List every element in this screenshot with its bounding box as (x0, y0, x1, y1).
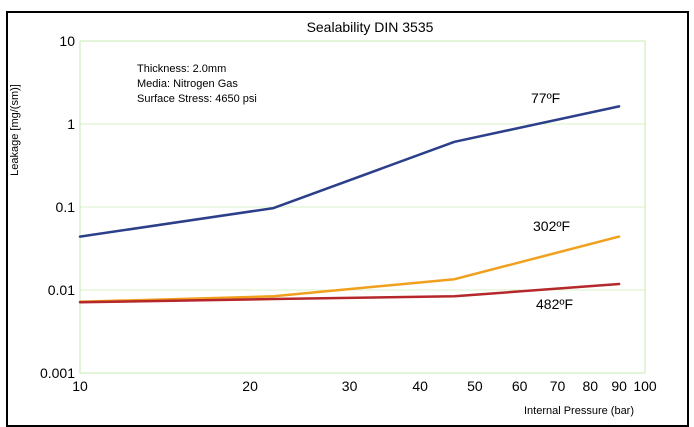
series-layer (78, 105, 621, 304)
x-tick-label: 90 (611, 378, 627, 394)
x-tick-label: 10 (72, 378, 88, 394)
x-tick-label: 50 (467, 378, 483, 394)
x-tick-labels: 10 20 30 40 50 60 70 80 90 100 (72, 378, 657, 394)
y-tick-label: 10 (59, 33, 75, 49)
x-tick-label: 70 (550, 378, 566, 394)
x-tick-label: 60 (512, 378, 528, 394)
series-line (78, 105, 621, 238)
x-tick-label: 80 (582, 378, 598, 394)
series-label-482f: 482ºF (536, 296, 573, 312)
x-tick-label: 20 (242, 378, 258, 394)
series-label-77f: 77ºF (531, 90, 560, 106)
y-tick-label: 0.001 (40, 365, 75, 381)
test-conditions-note: Thickness: 2.0mm Media: Nitrogen Gas Sur… (137, 63, 257, 105)
x-tick-label: 30 (342, 378, 358, 394)
plot-area-border (79, 40, 646, 374)
x-axis-label: Internal Pressure (bar) (524, 405, 634, 417)
annotation-surface-stress: Surface Stress: 4650 psi (137, 93, 257, 105)
series-line (78, 282, 621, 304)
y-tick-label: 0.01 (48, 282, 75, 298)
x-tick-label: 40 (412, 378, 428, 394)
series-line (78, 235, 621, 304)
y-axis-label: Leakage [mg/(sm)] (9, 84, 21, 176)
chart-title: Sealability DIN 3535 (307, 19, 434, 35)
annotation-thickness: Thickness: 2.0mm (137, 63, 226, 75)
x-tick-label: 100 (633, 378, 657, 394)
y-tick-label: 0.1 (56, 199, 76, 215)
chart-frame (6, 11, 689, 427)
annotation-media: Media: Nitrogen Gas (137, 78, 238, 90)
y-tick-labels: 0.001 0.01 0.1 1 10 (40, 33, 75, 381)
series-label-302f: 302ºF (533, 218, 570, 234)
y-tick-label: 1 (67, 116, 75, 132)
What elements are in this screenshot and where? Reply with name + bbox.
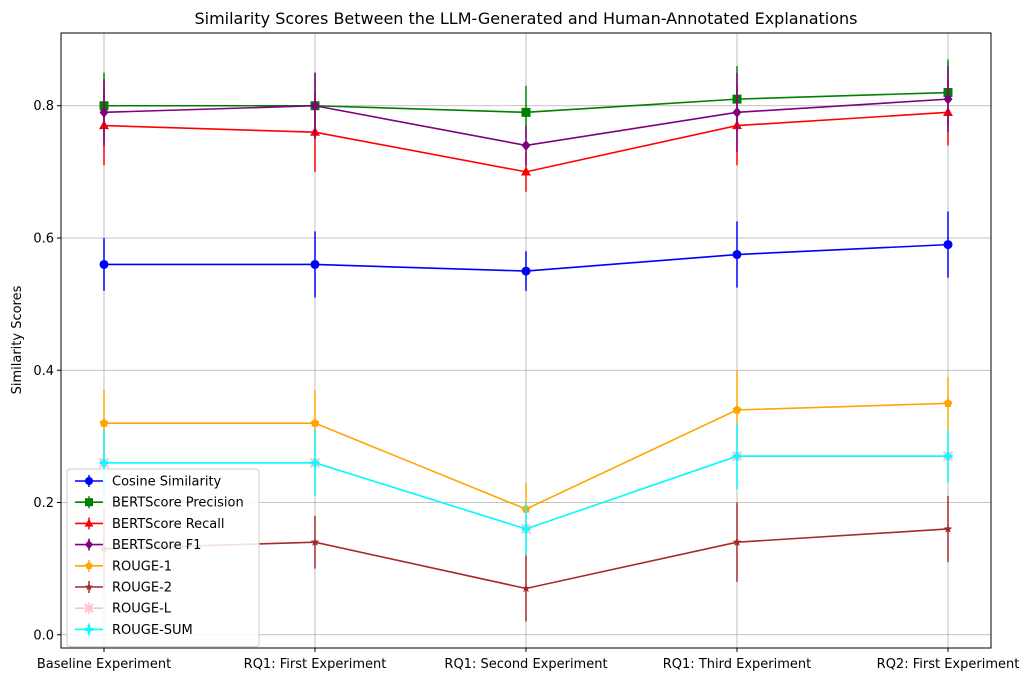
data-point (943, 524, 953, 533)
legend-marker (84, 518, 94, 527)
data-point (732, 250, 742, 260)
x-tick-label: RQ1: Second Experiment (444, 657, 607, 672)
y-tick-label: 0.2 (33, 496, 54, 511)
data-point (99, 106, 109, 118)
legend-marker (85, 583, 93, 591)
legend-marker (85, 498, 93, 507)
data-point (99, 418, 109, 427)
data-point (99, 458, 109, 468)
legend: Cosine Similarity BERTScore Precision BERT… (66, 468, 260, 648)
legend-label: BERTScore Precision (112, 496, 244, 511)
data-point (310, 537, 320, 546)
legend-marker (85, 561, 93, 570)
legend-item: BERTScore Recall (75, 517, 225, 532)
legend-label: ROUGE-2 (112, 581, 172, 596)
data-point (310, 418, 320, 427)
data-point (732, 106, 742, 118)
data-point (521, 140, 531, 151)
y-tick-label: 0.0 (33, 628, 54, 643)
y-tick-label: 0.4 (33, 364, 54, 379)
legend-item: ROUGE-SUM (75, 623, 193, 638)
ticks: Baseline Experiment RQ1: First Experiment… (33, 99, 1019, 672)
data-point (521, 166, 531, 176)
x-tick-label: RQ2: First Experiment (877, 657, 1020, 672)
x-tick-label: RQ1: Third Experiment (663, 657, 811, 672)
data-point (521, 583, 531, 593)
legend-item: Cosine Similarity (75, 475, 222, 490)
legend-item: ROUGE-2 (75, 581, 172, 596)
legend-label: BERTScore Recall (112, 517, 225, 532)
legend-marker (85, 539, 93, 550)
legend-label: ROUGE-L (112, 602, 172, 617)
series-cosine-similarity (99, 211, 953, 298)
legend-label: BERTScore F1 (112, 538, 201, 553)
data-point (732, 537, 742, 546)
y-axis-label: Similarity Scores (10, 285, 25, 394)
x-tick-label: RQ1: First Experiment (244, 657, 387, 672)
legend-item: BERTScore Precision (75, 496, 244, 511)
legend-label: Cosine Similarity (112, 475, 222, 490)
data-point (943, 93, 953, 105)
x-tick-label: Baseline Experiment (37, 657, 171, 672)
legend-item: ROUGE-L (75, 602, 172, 617)
data-point (732, 405, 742, 414)
data-point (310, 100, 320, 112)
legend-box (66, 468, 260, 648)
legend-label: ROUGE-1 (112, 559, 172, 574)
legend-item: BERTScore F1 (75, 538, 201, 553)
marker-stroke (84, 603, 94, 613)
legend-item: ROUGE-1 (75, 559, 172, 574)
data-point (943, 398, 953, 407)
data-point (943, 451, 953, 461)
data-point (99, 259, 109, 269)
data-point (943, 240, 953, 250)
data-point (310, 458, 320, 468)
data-point (521, 524, 531, 534)
legend-label: ROUGE-SUM (112, 623, 193, 638)
legend-marker (85, 477, 93, 485)
legend-marker (84, 603, 94, 613)
data-point (521, 266, 531, 276)
data-point (521, 107, 531, 117)
y-tick-label: 0.8 (33, 99, 54, 114)
data-point (310, 259, 320, 269)
chart-title: Similarity Scores Between the LLM-Genera… (194, 9, 857, 28)
data-point (732, 451, 742, 461)
series-bertscore-f1 (99, 66, 953, 166)
y-tick-label: 0.6 (33, 232, 54, 247)
legend-marker (85, 625, 93, 634)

* [OBJECTIVE] Convert every row above into a JSON list of strings, one string per line, with blank lines and pictures left out.

* [CORRECT ANSWER]
[
  "List every element in this screenshot with its bounding box as (x0, y0, x1, y1).",
  "series-layer (78, 105, 621, 304)",
  "x-tick-label: 90 (611, 378, 627, 394)",
  "x-tick-label: 10 (72, 378, 88, 394)",
  "x-tick-label: 50 (467, 378, 483, 394)",
  "x-tick-labels: 10 20 30 40 50 60 70 80 90 100 (72, 378, 657, 394)",
  "y-tick-label: 10 (59, 33, 75, 49)",
  "x-tick-label: 70 (550, 378, 566, 394)",
  "x-tick-label: 60 (512, 378, 528, 394)",
  "series-line (78, 105, 621, 238)",
  "x-tick-label: 80 (582, 378, 598, 394)",
  "series-label-482f: 482ºF (536, 296, 573, 312)",
  "x-tick-label: 20 (242, 378, 258, 394)",
  "series-label-77f: 77ºF (531, 90, 560, 106)",
  "y-tick-label: 0.001 (40, 365, 75, 381)",
  "test-conditions-note: Thickness: 2.0mm Media: Nitrogen Gas Sur… (137, 63, 257, 105)",
  "x-tick-label: 30 (342, 378, 358, 394)",
  "plot-area-border (79, 40, 646, 374)",
  "x-axis-label: Internal Pressure (bar) (524, 405, 634, 417)",
  "annotation-surface-stress: Surface Stress: 4650 psi (137, 93, 257, 105)",
  "series-line (78, 282, 621, 304)",
  "y-tick-label: 0.01 (48, 282, 75, 298)",
  "x-tick-label: 40 (412, 378, 428, 394)",
  "series-line (78, 235, 621, 304)",
  "y-axis-label: Leakage [mg/(sm)] (9, 84, 21, 176)",
  "chart-title: Sealability DIN 3535 (307, 19, 434, 35)",
  "annotation-thickness: Thickness: 2.0mm (137, 63, 226, 75)",
  "x-tick-label: 100 (633, 378, 657, 394)",
  "y-tick-label: 0.1 (56, 199, 76, 215)",
  "chart-frame (6, 11, 689, 427)",
  "annotation-media: Media: Nitrogen Gas (137, 78, 238, 90)",
  "y-tick-labels: 0.001 0.01 0.1 1 10 (40, 33, 75, 381)",
  "series-label-302f: 302ºF (533, 218, 570, 234)",
  "y-tick-label: 1 (67, 116, 75, 132)",
  "What elements are in this screenshot and where? Reply with name + bbox.",
  "data-point (943, 524, 953, 533)",
  "legend-marker (84, 518, 94, 527)",
  "data-point (732, 250, 742, 260)",
  "x-tick-label: RQ1: Second Experiment (444, 657, 607, 672)",
  "y-tick-label: 0.2 (33, 496, 54, 511)",
  "data-point (99, 106, 109, 118)",
  "legend-marker (85, 583, 93, 591)",
  "legend-marker (85, 498, 93, 507)",
  "data-point (99, 418, 109, 427)",
  "data-point (99, 458, 109, 468)",
  "legend: Cosine Similarity BERTScore Precision BERT… (66, 468, 260, 648)",
  "legend-label: BERTScore Precision (112, 496, 244, 511)",
  "data-point (310, 537, 320, 546)",
  "legend-marker (85, 561, 93, 570)",
  "legend-item: BERTScore Recall (75, 517, 225, 532)",
  "legend-label: ROUGE-2 (112, 581, 172, 596)",
  "data-point (310, 418, 320, 427)",
  "data-point (732, 106, 742, 118)",
  "data-point (521, 140, 531, 151)",
  "y-tick-label: 0.0 (33, 628, 54, 643)",
  "y-tick-label: 0.4 (33, 364, 54, 379)",
  "legend-item: ROUGE-SUM (75, 623, 193, 638)",
  "ticks: Baseline Experiment RQ1: First Experiment… (33, 99, 1019, 672)",
  "data-point (521, 166, 531, 176)",
  "x-tick-label: RQ2: First Experiment (877, 657, 1020, 672)",
  "x-tick-label: RQ1: Third Experiment (663, 657, 811, 672)",
  "data-point (521, 583, 531, 593)",
  "legend-item: Cosine Similarity (75, 475, 222, 490)",
  "legend-item: ROUGE-2 (75, 581, 172, 596)",
  "legend-label: BERTScore Recall (112, 517, 225, 532)",
  "legend-marker (85, 539, 93, 550)",
  "legend-label: ROUGE-L (112, 602, 172, 617)",
  "series-cosine-similarity (99, 211, 953, 298)",
  "legend-label: BERTScore F1 (112, 538, 201, 553)",
  "data-point (732, 537, 742, 546)",
  "y-axis-label: Similarity Scores (10, 285, 25, 394)",
  "x-tick-label: RQ1: First Experiment (244, 657, 387, 672)",
  "legend-item: BERTScore Precision (75, 496, 244, 511)",
  "legend-label: Cosine Similarity (112, 475, 222, 490)",
  "data-point (943, 93, 953, 105)",
  "x-tick-label: Baseline Experiment (37, 657, 171, 672)",
  "legend-item: ROUGE-L (75, 602, 172, 617)",
  "data-point (732, 405, 742, 414)",
  "data-point (310, 100, 320, 112)",
  "legend-box (66, 468, 260, 648)",
  "legend-label: ROUGE-1 (112, 559, 172, 574)",
  "legend-item: BERTScore F1 (75, 538, 201, 553)",
  "marker-stroke (84, 603, 94, 613)",
  "legend-item: ROUGE-1 (75, 559, 172, 574)",
  "data-point (943, 398, 953, 407)",
  "data-point (943, 451, 953, 461)",
  "data-point (99, 259, 109, 269)",
  "data-point (943, 240, 953, 250)",
  "data-point (310, 458, 320, 468)",
  "data-point (521, 524, 531, 534)",
  "legend-label: ROUGE-SUM (112, 623, 193, 638)",
  "legend-marker (85, 477, 93, 485)",
  "legend-marker (84, 603, 94, 613)",
  "data-point (521, 266, 531, 276)",
  "data-point (521, 107, 531, 117)",
  "y-tick-label: 0.8 (33, 99, 54, 114)",
  "data-point (310, 259, 320, 269)",
  "chart-title: Similarity Scores Between the LLM-Genera… (194, 9, 857, 28)",
  "data-point (732, 451, 742, 461)",
  "series-bertscore-f1 (99, 66, 953, 166)",
  "y-tick-label: 0.6 (33, 232, 54, 247)",
  "legend-marker (85, 625, 93, 634)"
]